La taille des populations de référence n'est pas le seul point qui différencie les races allaitantes des laitières pour le déploiement de la sélection génomique. Les organismes de sélection (OS) sont cette fois partie prenante de l'aventure. Ils ont participé au financement de Gembal, par l'intermédiaire de Races de France. « Gembal est un projet collectif destiné à faire avancer la connaissance, décrit Stéphane Patin, directeur de Races de France. Ses résultats sont considérés comme un moyen de conforter la sélection polygénique. Ils sont équivalents à l'Iboval. C'est encourageant. »
Quel sera le périmètre d'application de Gembal ? Les discussions sont en cours. « Cet outil a pour vocation de servir pour la population femelle la plus large possible, complète Stéphane Patin. Pour les mâles, tout dépendra des stratégies retenues par les OS, c'est-à-dire les éleveurs sélectionneurs et les entreprises de sélection. Race par race, ils conviendront de la population cible pouvant bénéficier du service. » Dans la majorité des cas, ces outils vont permettre de conforter le choix des veaux à l'entrée des stations.
La limousine veut combiner tous les outils
La limousine dispose d'un outil privé, Ingénomix, qu'elle a choisi, pour la voie mâle, de réserver aux veaux candidats à l'entrée à la station de Lanaud. Ce sont toujours les inspecteurs qui sélectionnent les veaux mais ils disposent maintenant des tests génomiques. Ces informations sont ensuite portées à la connaissance des acheteurs en plus des performances en station. C'est parmi ces taureaux que sont recrutés ceux qui sont testés sur descendance.

□ □ □ □

ACTIONS À MENER:
1 - Transformez en liste JSON de chaînes, une chaîne par ligne et sans les lignes vides, tout ce qui va du début des enregistrements jusqu'à la ligne contenant "Circle shape [86, 89, 98, 102]", cette dernière comprise.
2 - Prolongez le texte consacré à la sélection génomique des races allaitantes en reprenant après sa dernière phrase.

ENREGISTREMENTS FOURNIS:
□ □ □ □

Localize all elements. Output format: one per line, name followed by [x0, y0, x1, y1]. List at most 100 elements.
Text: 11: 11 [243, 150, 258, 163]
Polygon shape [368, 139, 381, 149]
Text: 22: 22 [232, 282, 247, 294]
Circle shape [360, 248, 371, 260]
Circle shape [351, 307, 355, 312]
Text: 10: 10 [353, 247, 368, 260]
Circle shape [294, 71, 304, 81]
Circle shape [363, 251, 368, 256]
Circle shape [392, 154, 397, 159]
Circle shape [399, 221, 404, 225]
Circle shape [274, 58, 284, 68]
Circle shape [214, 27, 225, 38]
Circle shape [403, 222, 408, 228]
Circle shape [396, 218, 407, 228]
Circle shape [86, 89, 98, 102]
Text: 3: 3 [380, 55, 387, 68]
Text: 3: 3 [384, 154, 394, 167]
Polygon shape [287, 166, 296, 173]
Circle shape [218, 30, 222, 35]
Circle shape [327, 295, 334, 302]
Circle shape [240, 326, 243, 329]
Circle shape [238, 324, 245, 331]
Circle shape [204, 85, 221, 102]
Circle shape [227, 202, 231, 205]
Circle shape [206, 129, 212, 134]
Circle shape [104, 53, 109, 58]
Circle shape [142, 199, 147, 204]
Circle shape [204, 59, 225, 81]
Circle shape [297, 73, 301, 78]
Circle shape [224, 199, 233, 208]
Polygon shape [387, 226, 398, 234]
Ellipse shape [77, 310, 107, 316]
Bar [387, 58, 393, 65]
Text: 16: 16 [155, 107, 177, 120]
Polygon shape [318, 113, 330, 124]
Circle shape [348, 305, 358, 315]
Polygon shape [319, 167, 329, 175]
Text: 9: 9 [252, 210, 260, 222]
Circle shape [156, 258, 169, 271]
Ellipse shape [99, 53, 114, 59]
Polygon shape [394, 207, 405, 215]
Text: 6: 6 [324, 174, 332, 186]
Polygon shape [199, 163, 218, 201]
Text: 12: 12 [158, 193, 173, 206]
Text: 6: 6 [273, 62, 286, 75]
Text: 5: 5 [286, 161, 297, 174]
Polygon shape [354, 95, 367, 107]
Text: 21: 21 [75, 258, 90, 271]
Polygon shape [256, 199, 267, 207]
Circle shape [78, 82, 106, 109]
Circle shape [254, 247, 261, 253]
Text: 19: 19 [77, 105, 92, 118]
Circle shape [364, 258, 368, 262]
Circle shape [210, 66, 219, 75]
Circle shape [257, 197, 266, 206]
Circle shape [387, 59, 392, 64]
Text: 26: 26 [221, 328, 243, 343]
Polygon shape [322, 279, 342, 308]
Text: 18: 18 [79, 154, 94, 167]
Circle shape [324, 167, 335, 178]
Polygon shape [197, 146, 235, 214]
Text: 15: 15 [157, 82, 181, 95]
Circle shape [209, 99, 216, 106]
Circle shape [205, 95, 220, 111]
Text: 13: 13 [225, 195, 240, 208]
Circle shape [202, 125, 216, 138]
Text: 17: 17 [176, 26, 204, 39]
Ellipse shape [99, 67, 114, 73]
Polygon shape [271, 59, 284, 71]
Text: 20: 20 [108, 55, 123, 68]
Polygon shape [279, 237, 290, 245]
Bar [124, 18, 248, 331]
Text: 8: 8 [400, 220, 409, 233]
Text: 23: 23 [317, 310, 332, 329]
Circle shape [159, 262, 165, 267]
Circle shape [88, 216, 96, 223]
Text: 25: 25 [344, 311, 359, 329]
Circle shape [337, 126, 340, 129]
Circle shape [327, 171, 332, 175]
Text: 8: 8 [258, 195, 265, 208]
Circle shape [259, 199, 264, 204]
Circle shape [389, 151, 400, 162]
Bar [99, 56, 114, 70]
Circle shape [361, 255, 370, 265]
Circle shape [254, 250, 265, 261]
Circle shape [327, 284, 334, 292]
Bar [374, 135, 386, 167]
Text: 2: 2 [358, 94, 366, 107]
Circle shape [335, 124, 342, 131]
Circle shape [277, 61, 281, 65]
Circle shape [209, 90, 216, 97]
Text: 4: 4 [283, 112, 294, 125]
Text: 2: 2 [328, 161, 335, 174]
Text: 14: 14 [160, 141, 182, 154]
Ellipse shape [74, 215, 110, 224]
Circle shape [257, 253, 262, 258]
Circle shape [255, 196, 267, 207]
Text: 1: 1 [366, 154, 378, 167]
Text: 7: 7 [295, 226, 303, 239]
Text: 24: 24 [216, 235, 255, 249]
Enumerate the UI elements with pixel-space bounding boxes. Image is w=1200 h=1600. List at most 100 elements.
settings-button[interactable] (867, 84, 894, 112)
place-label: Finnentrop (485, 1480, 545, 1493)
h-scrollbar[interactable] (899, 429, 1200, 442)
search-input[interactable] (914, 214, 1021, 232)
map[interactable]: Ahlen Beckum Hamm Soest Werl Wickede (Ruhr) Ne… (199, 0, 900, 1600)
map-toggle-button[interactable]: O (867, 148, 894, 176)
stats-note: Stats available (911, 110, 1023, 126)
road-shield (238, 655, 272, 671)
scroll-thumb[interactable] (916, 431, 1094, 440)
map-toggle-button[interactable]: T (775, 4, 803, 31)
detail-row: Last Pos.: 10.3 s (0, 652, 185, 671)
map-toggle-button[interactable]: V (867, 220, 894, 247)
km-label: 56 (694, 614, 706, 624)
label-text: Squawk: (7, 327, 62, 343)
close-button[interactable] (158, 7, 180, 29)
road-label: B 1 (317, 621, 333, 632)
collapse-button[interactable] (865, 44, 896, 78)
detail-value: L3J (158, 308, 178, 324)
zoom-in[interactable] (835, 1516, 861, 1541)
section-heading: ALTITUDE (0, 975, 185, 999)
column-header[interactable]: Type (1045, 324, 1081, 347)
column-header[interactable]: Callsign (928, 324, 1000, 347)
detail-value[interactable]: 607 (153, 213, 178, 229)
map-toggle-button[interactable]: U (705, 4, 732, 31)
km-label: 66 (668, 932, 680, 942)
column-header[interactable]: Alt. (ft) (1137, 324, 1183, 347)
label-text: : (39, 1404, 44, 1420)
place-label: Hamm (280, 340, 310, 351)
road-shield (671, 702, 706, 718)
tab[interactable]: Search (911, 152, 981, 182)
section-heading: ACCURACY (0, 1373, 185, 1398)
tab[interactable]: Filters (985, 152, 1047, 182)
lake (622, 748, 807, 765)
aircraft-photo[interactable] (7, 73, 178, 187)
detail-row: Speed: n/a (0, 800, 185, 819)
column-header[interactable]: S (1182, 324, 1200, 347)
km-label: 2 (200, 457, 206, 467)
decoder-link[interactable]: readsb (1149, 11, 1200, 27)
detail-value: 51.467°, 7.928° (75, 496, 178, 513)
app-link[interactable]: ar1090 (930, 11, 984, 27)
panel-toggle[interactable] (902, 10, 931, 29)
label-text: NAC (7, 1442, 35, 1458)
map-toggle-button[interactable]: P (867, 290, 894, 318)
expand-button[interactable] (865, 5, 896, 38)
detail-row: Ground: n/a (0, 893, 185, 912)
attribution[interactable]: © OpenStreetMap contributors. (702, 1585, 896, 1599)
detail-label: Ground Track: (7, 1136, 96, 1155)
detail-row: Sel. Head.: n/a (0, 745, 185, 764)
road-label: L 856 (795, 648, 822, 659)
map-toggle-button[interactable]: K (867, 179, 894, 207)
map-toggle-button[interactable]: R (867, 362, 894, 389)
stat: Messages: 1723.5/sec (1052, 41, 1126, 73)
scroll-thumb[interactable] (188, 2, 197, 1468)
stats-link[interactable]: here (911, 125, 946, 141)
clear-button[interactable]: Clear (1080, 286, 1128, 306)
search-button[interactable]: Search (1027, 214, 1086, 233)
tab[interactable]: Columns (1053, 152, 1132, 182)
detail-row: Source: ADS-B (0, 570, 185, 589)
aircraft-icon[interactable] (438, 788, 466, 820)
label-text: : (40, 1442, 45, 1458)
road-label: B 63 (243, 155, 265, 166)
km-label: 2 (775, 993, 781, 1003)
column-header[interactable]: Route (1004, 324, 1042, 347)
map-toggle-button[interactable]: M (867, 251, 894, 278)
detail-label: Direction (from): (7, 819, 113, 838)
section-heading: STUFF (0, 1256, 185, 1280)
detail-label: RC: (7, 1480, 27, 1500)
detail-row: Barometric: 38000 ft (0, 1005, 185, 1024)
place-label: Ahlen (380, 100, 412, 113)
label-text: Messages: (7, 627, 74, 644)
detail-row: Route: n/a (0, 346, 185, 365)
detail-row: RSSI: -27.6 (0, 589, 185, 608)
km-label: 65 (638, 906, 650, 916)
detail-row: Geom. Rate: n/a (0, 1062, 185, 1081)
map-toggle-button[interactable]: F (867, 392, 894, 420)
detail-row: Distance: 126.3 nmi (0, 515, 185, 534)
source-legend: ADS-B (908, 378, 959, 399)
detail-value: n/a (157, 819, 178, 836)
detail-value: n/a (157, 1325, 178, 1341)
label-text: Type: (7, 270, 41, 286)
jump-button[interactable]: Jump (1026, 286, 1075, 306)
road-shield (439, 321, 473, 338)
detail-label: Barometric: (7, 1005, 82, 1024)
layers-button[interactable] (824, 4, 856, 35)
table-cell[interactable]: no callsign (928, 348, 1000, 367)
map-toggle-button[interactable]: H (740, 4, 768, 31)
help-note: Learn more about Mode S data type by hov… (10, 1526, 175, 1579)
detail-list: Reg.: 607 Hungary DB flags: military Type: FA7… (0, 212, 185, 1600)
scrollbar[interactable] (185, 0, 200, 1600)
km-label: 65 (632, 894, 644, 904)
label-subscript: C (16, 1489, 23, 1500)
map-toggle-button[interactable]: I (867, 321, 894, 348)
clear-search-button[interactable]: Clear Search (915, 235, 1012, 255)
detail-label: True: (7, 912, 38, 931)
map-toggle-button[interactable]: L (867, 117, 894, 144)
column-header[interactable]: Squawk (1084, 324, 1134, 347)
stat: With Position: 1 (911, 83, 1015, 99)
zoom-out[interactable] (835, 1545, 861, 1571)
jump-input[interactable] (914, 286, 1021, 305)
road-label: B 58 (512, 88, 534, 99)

□ □ □ □

RÉPONSES PAR TÂCHE:
1 -
[
  "Localize all elements. Output format: one per line, name followed by [x0, y0, x1, y1]. List at most 100 elements.",
  "Text: 11: 11 [243, 150, 258, 163]",
  "Polygon shape [368, 139, 381, 149]",
  "Text: 22: 22 [232, 282, 247, 294]",
  "Circle shape [360, 248, 371, 260]",
  "Circle shape [351, 307, 355, 312]",
  "Text: 10: 10 [353, 247, 368, 260]",
  "Circle shape [294, 71, 304, 81]",
  "Circle shape [363, 251, 368, 256]",
  "Circle shape [392, 154, 397, 159]",
  "Circle shape [399, 221, 404, 225]",
  "Circle shape [274, 58, 284, 68]",
  "Circle shape [214, 27, 225, 38]",
  "Circle shape [403, 222, 408, 228]",
  "Circle shape [396, 218, 407, 228]",
  "Circle shape [86, 89, 98, 102]"
]

2 -
PRÉSÉLECTION DES MÂLES À L'ENTRÉE EN STATION
« Compte tenu de son degré de précision, nous considérons la génomique comme un outil de présélection des mâles, décrit Marc Gambarotto, directeur de la stratégie chez France Limousin sélection. Combiner les outils traditionnels et la génomique pour le recrutement est le meilleur moyen de progresser. Nous réfléchissons à l'utilisation de Gembal. Ce dernier donne une évaluation génomique un peu différente de la nôtre, dans la mesure où il intègre l'ascendance des animaux. Nous avons donc des informations sur le même caractère mais légèrement différentes. Nous souhaitons diffuser Gembal mais laisser le choix à nos clients entre cet outil et ceux que nous avons développés chez Ingénomix. »
Si la limousine s'est intéressée à la génomique, c'est avec en ligne de mire les qualités maternelles et l'intérêt d'appréhender ces caractères de façon plus précoce et avec davantage de précision. « Nous travaillons sur la capacité d'allaitement depuis quinze ans, sans parvenir à une amélioration sensible avec l'Iboval, rappelle Marc Gambarotto. Nous pensons que la génomique nous apportera une vision plus précise et plus précoce de ce caractère. Nous allons aussi nous pencher sur de nouveaux critères mais cela nécessite la mise en place d'une collecte d'informations supplémentaires. Nous travaillons sur la qualité du colostrum, la durée de gestation. Cependant, il faut une population de référence suffisante. »
Aucun intérêt donc, à restreindre l'accès aux outils génomiques chez les éleveurs souhaitant génotyper leurs femelles. C'est aussi un moyen d'élargir la base de sélection. « La génomique rend service à l'éleveur en lui fournissant une meilleure connaissance de ses femelles et, à nous, pour la détection de nouvelles lignées. Pour obtenir un CD de 0,3 pour une vache, elle doit avoir eu trois à quatre veaux. C'est l'âge moyen d'abattage des limousines en France. Avec la génomique, nous pouvons espérer un CD de 0,4 à 0,5 au sevrage. Pour les mâles, les stations donnent un niveau de connaissance plus élevé. »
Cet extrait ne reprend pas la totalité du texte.